● What is required
Pick every line from the data that holds the word "encore".

● Material to process
++++

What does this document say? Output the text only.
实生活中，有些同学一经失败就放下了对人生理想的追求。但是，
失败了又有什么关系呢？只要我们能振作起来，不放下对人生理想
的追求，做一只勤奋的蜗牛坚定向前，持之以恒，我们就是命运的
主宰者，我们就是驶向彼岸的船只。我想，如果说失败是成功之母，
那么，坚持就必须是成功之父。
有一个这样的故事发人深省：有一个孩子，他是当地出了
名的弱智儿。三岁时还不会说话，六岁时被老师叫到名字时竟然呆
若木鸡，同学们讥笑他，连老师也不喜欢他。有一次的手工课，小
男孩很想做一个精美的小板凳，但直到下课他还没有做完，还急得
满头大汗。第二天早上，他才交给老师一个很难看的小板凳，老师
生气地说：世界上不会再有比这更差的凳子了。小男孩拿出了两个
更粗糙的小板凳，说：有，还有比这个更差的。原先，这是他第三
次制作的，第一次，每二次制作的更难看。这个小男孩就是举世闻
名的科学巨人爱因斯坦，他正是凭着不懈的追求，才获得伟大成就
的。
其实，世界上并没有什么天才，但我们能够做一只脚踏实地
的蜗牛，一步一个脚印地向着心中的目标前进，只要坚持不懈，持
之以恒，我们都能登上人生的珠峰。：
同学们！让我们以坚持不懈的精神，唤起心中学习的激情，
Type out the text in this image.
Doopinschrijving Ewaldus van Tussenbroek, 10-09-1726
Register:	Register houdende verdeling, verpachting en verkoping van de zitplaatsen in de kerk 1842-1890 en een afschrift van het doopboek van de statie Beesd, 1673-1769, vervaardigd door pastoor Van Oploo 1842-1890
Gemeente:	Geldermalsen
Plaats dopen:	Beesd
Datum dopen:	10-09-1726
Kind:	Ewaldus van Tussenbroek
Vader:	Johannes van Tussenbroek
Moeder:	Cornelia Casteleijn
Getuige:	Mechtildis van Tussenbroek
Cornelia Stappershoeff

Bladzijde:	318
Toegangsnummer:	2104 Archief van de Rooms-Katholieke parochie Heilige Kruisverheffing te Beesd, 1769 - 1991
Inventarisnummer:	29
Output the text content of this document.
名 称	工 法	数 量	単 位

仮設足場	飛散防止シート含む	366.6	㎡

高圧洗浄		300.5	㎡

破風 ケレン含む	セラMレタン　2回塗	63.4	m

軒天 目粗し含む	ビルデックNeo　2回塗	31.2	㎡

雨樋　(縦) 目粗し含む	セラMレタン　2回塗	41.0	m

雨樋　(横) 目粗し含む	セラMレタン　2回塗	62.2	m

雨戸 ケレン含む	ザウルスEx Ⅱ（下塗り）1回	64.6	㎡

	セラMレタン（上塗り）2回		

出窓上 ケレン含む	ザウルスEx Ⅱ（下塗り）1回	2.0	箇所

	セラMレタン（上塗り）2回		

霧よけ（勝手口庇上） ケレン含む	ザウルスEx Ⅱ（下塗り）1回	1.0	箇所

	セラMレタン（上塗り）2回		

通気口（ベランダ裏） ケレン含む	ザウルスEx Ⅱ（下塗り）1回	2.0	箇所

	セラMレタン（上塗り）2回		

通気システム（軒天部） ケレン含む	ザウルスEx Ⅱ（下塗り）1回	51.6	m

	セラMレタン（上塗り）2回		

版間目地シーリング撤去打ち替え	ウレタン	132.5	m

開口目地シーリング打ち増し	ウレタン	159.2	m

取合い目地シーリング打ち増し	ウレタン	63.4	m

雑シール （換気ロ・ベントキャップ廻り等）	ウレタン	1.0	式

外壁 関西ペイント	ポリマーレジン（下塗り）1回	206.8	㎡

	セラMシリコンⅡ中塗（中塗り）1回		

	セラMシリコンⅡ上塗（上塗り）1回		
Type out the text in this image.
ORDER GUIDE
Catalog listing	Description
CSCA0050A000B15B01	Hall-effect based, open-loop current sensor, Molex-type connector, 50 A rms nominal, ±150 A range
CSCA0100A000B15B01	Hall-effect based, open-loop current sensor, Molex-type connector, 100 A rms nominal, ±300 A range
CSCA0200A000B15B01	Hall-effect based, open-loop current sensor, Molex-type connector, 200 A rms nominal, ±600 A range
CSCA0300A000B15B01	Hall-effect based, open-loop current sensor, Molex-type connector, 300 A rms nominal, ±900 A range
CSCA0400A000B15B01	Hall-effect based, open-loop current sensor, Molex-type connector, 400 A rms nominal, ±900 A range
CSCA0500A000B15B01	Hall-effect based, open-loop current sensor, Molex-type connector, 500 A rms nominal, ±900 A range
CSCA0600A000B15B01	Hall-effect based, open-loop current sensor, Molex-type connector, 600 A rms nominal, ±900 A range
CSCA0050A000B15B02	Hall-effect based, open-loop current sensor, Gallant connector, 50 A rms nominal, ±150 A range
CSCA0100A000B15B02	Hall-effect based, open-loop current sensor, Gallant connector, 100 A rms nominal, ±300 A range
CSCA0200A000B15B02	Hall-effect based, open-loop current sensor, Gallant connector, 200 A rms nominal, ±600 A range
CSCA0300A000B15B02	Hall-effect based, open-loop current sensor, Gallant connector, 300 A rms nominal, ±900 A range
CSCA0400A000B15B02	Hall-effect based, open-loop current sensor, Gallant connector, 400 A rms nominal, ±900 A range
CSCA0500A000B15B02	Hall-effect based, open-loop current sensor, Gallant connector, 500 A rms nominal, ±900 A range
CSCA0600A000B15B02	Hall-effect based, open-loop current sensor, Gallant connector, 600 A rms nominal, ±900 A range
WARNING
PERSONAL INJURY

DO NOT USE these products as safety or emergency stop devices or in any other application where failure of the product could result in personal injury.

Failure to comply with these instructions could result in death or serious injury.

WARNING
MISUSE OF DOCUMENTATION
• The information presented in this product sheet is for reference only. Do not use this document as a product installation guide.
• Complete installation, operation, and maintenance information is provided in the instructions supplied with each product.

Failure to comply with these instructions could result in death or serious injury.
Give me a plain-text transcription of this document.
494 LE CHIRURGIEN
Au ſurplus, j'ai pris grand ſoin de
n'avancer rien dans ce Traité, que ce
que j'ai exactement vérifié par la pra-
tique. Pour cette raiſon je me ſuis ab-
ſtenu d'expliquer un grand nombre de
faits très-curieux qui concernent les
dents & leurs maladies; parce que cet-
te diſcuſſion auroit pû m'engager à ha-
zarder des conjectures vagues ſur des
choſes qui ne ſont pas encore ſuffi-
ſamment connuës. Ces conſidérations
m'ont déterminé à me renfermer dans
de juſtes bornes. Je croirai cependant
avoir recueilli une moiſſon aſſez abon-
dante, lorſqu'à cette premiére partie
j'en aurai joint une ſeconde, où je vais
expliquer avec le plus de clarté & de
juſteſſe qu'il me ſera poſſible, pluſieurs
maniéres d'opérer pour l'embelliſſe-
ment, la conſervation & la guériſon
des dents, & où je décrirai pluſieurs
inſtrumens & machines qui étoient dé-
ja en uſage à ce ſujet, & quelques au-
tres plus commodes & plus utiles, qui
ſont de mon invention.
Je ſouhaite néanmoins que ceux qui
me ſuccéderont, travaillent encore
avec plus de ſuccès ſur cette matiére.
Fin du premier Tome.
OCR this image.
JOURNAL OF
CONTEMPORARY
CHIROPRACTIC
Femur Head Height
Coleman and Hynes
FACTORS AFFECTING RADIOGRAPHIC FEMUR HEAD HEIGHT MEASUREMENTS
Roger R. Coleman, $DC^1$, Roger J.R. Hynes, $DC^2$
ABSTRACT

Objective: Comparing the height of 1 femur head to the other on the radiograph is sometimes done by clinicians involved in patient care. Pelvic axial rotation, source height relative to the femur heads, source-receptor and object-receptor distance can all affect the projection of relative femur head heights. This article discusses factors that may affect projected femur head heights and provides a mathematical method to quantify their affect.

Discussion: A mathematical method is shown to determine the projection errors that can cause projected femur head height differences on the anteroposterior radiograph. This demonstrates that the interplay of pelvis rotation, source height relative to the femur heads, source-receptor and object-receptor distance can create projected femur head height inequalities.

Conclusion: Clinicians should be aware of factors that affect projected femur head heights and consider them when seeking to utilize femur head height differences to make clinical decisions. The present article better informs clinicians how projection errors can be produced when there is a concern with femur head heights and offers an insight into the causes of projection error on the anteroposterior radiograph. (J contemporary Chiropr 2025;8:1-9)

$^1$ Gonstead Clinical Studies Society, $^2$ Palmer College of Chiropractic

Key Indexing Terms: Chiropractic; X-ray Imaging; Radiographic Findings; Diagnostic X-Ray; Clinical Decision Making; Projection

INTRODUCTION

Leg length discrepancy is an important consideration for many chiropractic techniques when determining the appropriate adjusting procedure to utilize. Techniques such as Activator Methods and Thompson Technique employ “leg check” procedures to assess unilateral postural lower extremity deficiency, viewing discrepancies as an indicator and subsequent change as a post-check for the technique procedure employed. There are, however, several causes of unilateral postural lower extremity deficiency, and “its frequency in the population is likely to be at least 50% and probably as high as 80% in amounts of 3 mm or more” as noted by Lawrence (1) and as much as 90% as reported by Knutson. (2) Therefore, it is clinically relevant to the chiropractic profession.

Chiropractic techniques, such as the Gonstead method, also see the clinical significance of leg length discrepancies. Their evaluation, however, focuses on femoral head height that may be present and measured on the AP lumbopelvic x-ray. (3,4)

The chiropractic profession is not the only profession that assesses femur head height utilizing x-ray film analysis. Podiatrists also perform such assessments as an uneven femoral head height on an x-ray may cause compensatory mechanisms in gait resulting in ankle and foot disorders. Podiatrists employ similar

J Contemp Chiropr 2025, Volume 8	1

++++

● Result of the exercise
choſes qui ne ſont pas encore ſuffi-
me ſuccéderont, travaillent encore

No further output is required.